**Set task**
Retype all of the data. Every line must match exactly.

**Provided data**
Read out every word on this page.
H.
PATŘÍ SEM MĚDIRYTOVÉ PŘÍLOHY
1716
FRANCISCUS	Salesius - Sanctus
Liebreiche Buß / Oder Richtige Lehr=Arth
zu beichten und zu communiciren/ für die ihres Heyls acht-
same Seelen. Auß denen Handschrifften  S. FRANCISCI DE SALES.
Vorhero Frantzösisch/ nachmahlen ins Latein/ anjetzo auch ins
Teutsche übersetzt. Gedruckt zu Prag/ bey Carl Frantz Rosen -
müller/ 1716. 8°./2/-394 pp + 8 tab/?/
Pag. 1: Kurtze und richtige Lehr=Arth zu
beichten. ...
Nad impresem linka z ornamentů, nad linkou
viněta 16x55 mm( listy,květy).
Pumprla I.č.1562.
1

**Exercise answer**
Read out every word on this page.
H.
PATŘÍ SEM MĚDIRYTOVÉ PŘÍLOHY
1716
FRANCISCUS	Salesius - Sanctus
Liebreiche Buß / Oder Richtige Lehr=Arth
zu beichten und zu communiciren/ für die ihres Heyls acht-
same Seelen. Auß denen Handschrifften  S. FRANCISCI DE SALES.
Vorhero Frantzösisch/ nachmahlen ins Latein/ anjetzo auch ins
Teutsche übersetzt. Gedruckt zu Prag/ bey Carl Frantz Rosen -
müller/ 1716. 8°./2/-394 pp + 8 tab/?/
Pag. 1: Kurtze und richtige Lehr=Arth zu
beichten. ...
Nad impresem linka z ornamentů, nad linkou
viněta 16x55 mm( listy,květy).
Pumprla I.č.1562.
1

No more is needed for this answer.